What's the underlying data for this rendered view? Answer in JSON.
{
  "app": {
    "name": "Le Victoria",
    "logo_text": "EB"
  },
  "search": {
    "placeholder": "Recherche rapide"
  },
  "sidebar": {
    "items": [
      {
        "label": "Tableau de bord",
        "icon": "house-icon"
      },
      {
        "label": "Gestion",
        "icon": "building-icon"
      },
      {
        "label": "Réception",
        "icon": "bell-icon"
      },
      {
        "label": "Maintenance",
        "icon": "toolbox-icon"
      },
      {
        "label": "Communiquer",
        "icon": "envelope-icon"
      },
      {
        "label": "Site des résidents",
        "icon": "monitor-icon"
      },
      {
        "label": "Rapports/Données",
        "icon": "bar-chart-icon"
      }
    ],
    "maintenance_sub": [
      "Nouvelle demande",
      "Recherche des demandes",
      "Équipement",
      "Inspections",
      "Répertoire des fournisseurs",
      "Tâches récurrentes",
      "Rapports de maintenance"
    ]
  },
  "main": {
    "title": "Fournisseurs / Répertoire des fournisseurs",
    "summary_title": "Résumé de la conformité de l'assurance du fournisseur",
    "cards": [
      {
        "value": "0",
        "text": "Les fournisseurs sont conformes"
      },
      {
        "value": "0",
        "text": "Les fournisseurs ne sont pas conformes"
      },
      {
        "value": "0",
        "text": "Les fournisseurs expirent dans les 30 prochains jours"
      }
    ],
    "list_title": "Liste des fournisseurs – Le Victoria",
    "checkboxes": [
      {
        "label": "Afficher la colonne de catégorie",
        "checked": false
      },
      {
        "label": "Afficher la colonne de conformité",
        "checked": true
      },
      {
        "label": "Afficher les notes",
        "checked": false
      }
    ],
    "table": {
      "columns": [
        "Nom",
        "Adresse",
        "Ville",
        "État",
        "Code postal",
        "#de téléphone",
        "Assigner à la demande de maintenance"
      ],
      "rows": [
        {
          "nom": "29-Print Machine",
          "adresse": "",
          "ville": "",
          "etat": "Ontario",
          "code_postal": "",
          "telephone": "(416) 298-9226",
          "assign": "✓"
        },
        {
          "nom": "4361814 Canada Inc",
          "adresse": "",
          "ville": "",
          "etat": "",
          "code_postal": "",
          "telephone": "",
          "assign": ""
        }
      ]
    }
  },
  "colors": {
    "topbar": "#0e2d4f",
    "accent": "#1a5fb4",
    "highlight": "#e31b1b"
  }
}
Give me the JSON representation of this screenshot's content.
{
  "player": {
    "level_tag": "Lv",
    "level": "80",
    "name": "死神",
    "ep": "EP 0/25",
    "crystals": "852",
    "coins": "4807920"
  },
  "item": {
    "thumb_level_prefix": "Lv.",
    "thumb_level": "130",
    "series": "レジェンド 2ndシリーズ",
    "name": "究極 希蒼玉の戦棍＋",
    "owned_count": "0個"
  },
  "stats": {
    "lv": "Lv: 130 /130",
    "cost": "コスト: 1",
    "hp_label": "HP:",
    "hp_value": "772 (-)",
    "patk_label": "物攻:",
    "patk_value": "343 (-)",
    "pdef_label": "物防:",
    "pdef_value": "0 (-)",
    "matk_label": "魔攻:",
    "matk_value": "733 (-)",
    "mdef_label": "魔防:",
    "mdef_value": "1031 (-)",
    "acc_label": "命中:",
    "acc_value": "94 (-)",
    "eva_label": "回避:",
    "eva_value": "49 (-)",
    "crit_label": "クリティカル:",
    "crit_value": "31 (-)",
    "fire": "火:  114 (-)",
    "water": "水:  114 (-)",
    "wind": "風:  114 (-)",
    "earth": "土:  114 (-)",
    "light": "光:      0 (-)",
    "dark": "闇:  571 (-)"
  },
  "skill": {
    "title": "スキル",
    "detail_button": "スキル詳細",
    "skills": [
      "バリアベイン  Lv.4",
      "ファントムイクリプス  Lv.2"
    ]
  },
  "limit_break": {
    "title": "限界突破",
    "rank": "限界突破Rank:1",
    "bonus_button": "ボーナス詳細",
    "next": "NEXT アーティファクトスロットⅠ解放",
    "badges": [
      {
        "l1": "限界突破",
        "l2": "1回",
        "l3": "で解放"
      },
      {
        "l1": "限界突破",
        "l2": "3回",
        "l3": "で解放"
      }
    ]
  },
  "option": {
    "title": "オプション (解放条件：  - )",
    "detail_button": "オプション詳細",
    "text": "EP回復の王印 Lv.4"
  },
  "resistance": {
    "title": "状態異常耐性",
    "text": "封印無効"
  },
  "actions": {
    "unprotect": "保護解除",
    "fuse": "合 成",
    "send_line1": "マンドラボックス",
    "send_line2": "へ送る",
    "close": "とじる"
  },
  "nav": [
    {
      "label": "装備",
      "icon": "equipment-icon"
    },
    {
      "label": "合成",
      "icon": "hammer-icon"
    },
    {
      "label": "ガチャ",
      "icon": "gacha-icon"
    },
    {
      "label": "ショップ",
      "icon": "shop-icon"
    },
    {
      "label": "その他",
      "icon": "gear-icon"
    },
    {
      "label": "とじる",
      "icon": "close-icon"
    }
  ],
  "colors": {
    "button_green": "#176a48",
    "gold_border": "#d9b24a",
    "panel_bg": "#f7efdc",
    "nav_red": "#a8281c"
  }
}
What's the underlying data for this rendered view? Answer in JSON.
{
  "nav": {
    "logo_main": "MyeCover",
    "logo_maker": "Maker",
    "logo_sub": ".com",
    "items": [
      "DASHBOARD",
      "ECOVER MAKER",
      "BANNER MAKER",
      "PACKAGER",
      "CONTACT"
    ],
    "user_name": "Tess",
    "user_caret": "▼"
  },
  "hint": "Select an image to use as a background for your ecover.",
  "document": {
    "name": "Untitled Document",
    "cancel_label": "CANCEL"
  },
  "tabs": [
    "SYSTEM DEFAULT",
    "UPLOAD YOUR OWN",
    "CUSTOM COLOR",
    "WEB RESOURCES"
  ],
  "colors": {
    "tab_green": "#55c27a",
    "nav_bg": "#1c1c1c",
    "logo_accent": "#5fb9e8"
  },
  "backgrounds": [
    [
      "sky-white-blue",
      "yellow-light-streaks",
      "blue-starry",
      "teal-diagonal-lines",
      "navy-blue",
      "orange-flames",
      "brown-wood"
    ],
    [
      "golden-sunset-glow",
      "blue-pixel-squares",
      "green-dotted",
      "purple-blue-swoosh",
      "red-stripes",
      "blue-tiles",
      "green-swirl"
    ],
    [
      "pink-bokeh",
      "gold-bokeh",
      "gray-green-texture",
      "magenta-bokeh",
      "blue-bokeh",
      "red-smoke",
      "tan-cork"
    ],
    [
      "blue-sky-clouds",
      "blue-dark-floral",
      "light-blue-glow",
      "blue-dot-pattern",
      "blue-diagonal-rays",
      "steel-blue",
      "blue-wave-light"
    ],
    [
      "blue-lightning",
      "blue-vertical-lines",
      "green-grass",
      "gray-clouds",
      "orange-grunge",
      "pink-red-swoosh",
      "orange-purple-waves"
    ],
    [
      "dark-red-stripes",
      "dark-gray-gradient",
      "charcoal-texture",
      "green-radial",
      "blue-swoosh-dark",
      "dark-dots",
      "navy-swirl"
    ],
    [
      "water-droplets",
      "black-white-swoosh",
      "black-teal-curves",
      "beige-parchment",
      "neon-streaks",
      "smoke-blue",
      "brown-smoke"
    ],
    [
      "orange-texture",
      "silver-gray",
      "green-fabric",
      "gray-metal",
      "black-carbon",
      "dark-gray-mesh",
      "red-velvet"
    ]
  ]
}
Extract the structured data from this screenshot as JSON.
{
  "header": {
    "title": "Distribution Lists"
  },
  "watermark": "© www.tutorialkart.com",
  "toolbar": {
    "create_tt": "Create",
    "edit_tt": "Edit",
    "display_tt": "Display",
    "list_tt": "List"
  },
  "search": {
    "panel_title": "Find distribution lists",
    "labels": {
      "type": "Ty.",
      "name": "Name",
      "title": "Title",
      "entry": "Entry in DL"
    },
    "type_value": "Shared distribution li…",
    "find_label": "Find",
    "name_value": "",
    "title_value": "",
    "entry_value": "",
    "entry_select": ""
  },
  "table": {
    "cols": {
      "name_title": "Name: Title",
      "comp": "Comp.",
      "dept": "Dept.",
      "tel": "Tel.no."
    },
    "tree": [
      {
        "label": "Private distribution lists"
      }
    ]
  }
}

***

What is the number of lines in this listing that contain the word "conformité"? Answer with that number and nothing else.

2